→ **Problem statement**:
Where a line in the listing contains the string "schematic", copy that line out.

→ **Data entries for graphics**:
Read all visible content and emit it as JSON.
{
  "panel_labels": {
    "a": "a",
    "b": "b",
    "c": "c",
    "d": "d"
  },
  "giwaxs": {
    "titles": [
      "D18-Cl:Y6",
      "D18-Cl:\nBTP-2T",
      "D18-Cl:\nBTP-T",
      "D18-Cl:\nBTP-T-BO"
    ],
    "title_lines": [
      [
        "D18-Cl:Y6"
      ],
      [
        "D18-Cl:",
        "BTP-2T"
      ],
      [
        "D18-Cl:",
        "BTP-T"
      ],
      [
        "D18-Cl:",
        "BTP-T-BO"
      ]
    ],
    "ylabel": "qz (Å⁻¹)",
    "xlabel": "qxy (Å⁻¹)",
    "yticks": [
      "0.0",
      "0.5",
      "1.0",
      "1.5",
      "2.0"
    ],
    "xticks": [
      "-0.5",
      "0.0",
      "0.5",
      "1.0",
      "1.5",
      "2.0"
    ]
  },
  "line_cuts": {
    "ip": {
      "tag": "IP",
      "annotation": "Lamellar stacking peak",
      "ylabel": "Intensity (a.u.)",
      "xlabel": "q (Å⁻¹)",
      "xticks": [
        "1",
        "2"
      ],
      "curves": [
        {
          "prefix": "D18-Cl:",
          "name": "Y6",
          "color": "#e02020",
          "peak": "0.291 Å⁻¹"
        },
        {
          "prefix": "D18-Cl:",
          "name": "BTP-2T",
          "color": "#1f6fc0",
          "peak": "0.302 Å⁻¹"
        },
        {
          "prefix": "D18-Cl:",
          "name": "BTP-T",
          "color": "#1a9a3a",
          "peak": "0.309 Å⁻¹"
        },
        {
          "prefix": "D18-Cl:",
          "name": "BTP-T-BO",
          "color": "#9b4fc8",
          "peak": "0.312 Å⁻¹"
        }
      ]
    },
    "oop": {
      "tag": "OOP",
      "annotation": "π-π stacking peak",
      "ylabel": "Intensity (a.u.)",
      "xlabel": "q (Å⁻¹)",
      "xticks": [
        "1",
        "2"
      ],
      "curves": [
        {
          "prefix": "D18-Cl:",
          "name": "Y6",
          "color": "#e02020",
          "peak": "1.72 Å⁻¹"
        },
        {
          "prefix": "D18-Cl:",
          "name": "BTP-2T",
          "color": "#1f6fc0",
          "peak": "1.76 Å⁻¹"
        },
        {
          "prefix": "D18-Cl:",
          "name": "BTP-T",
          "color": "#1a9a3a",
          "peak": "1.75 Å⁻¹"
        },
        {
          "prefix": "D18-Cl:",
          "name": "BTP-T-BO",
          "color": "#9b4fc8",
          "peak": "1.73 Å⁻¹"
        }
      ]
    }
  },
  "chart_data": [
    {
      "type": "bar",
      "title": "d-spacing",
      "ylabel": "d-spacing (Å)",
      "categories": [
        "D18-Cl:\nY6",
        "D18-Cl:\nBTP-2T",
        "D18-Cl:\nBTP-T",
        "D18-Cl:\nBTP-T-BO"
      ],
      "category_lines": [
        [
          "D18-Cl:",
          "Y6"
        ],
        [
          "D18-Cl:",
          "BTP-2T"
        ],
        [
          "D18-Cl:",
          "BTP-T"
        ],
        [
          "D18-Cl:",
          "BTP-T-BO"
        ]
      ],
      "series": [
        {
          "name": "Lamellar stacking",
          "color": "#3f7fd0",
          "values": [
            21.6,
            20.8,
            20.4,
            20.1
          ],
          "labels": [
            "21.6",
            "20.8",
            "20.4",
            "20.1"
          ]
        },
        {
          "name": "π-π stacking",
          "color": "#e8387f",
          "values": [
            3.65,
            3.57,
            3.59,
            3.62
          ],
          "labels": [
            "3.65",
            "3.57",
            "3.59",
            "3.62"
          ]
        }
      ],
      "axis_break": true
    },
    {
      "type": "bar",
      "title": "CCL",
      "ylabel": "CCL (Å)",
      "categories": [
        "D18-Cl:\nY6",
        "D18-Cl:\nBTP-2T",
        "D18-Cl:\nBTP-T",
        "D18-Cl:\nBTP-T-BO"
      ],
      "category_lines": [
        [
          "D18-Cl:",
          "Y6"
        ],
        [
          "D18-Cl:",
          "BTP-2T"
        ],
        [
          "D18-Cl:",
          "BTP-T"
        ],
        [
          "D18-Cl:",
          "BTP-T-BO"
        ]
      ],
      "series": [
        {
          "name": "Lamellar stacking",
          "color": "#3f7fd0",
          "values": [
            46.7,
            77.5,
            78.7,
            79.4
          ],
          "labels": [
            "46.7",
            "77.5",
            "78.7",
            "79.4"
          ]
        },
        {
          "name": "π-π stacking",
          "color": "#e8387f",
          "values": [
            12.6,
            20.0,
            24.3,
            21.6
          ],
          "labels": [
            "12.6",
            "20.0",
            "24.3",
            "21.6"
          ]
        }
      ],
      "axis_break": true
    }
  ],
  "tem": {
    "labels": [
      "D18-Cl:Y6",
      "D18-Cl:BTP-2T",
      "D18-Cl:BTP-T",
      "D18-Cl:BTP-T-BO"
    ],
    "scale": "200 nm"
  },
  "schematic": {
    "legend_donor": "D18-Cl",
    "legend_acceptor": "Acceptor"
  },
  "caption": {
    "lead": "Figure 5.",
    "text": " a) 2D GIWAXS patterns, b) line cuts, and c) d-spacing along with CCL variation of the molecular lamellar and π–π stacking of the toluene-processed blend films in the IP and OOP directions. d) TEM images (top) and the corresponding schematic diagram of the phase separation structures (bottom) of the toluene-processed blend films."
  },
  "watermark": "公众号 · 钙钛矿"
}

--

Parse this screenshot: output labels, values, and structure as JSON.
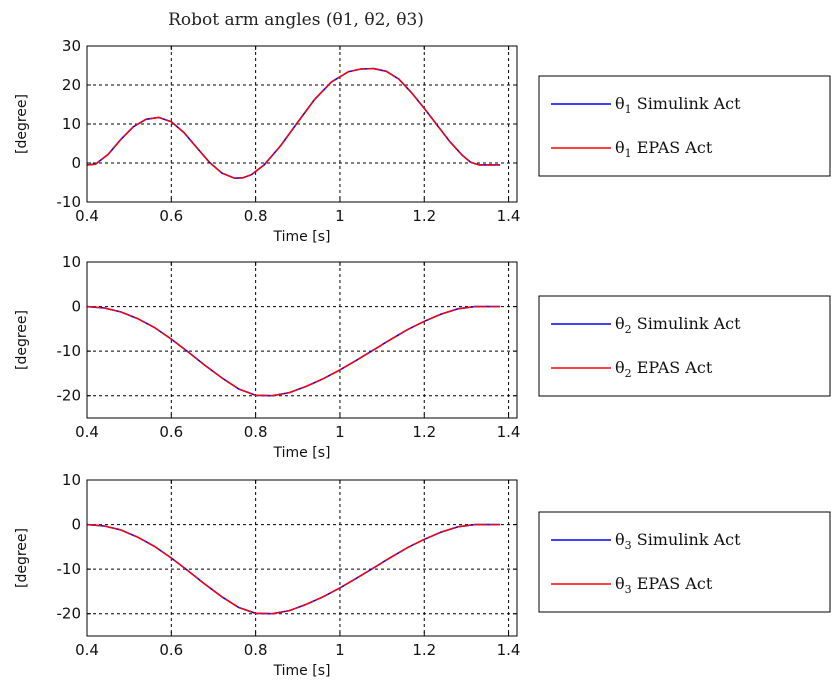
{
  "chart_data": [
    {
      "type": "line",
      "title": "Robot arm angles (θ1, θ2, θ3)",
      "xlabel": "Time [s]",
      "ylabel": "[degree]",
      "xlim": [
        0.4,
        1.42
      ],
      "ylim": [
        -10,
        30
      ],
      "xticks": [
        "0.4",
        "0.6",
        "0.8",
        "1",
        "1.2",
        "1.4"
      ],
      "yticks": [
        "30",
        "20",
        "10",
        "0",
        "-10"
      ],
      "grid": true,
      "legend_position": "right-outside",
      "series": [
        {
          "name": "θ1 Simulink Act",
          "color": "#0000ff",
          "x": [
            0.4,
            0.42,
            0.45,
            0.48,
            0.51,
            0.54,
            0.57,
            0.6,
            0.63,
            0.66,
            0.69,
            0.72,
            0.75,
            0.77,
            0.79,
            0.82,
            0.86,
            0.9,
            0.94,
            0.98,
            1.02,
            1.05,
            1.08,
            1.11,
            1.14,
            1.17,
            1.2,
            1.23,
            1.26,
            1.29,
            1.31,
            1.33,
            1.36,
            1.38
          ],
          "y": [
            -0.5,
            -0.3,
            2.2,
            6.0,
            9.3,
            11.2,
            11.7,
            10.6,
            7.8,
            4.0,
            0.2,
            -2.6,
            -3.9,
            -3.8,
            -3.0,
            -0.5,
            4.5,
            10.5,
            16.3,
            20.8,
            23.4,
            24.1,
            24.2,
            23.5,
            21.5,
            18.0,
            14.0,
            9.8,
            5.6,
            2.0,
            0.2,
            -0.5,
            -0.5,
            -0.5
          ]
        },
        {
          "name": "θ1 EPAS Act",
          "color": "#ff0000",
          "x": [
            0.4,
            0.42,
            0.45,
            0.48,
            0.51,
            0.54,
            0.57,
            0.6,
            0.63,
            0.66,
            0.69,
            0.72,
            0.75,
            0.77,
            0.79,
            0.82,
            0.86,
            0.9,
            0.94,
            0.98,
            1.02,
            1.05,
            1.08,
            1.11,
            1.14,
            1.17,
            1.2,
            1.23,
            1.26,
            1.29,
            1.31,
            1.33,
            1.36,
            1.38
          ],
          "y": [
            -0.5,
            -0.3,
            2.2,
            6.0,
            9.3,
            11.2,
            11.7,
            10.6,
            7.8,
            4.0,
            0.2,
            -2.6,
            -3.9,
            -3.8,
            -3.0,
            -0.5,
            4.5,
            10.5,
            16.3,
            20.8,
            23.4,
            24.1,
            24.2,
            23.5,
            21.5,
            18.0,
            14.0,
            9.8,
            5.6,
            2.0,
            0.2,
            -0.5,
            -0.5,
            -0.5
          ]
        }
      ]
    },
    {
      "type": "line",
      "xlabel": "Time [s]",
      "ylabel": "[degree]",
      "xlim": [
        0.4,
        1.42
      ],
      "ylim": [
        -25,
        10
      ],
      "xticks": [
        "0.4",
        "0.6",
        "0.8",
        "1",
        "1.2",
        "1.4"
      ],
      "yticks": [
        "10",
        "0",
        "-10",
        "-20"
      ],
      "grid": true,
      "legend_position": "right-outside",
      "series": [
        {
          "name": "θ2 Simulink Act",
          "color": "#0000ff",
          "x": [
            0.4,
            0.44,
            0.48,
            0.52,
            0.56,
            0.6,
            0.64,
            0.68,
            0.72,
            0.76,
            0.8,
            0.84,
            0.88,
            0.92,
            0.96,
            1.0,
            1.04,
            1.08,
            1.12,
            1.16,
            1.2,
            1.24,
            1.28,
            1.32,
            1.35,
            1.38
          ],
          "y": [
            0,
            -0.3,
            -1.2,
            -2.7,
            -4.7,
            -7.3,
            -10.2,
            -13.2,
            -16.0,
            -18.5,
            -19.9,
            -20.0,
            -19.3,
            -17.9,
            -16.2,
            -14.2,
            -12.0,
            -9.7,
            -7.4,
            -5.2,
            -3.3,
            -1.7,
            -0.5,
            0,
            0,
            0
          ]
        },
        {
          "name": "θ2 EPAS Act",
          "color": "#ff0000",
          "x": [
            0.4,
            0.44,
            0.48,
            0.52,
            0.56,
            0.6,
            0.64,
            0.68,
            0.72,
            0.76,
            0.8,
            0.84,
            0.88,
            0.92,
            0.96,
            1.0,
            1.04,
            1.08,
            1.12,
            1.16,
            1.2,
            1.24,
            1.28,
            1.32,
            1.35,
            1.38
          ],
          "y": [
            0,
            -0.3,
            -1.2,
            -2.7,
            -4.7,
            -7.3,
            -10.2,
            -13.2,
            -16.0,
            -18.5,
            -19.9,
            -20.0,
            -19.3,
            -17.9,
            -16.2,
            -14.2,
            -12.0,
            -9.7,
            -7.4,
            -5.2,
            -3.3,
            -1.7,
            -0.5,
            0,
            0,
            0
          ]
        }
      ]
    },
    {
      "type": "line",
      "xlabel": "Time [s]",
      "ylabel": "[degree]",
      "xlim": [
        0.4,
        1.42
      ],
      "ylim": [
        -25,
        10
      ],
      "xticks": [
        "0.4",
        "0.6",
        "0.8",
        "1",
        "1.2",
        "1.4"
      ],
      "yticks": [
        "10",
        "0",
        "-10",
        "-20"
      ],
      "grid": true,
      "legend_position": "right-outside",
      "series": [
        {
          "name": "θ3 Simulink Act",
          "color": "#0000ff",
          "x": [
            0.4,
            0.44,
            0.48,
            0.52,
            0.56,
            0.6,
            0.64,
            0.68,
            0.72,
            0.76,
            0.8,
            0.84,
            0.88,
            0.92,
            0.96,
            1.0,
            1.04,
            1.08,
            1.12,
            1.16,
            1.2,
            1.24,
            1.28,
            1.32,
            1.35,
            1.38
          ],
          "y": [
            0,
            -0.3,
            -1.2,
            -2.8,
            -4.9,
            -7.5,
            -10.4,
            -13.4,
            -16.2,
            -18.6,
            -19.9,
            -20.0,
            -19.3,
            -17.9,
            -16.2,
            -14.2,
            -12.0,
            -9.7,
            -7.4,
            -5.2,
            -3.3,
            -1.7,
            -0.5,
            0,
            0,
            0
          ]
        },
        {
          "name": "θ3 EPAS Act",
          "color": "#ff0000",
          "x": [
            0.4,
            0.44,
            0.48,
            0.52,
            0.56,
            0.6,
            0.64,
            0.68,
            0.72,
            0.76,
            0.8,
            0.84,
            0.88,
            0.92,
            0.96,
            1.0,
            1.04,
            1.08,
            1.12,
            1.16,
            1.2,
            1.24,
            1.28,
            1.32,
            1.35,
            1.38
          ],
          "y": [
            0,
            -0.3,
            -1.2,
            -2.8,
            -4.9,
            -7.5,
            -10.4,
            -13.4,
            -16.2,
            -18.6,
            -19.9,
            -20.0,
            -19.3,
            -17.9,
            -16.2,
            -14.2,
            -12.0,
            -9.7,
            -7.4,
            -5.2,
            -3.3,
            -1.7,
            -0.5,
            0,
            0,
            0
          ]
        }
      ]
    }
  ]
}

→ **Result of the exercise**:
  "schematic": {
    "text": " a) 2D GIWAXS patterns, b) line cuts, and c) d-spacing along with CCL variation of the molecular lamellar and π–π stacking of the toluene-processed blend films in the IP and OOP directions. d) TEM images (top) and the corresponding schematic diagram of the phase separation structures (bottom) of the toluene-processed blend films."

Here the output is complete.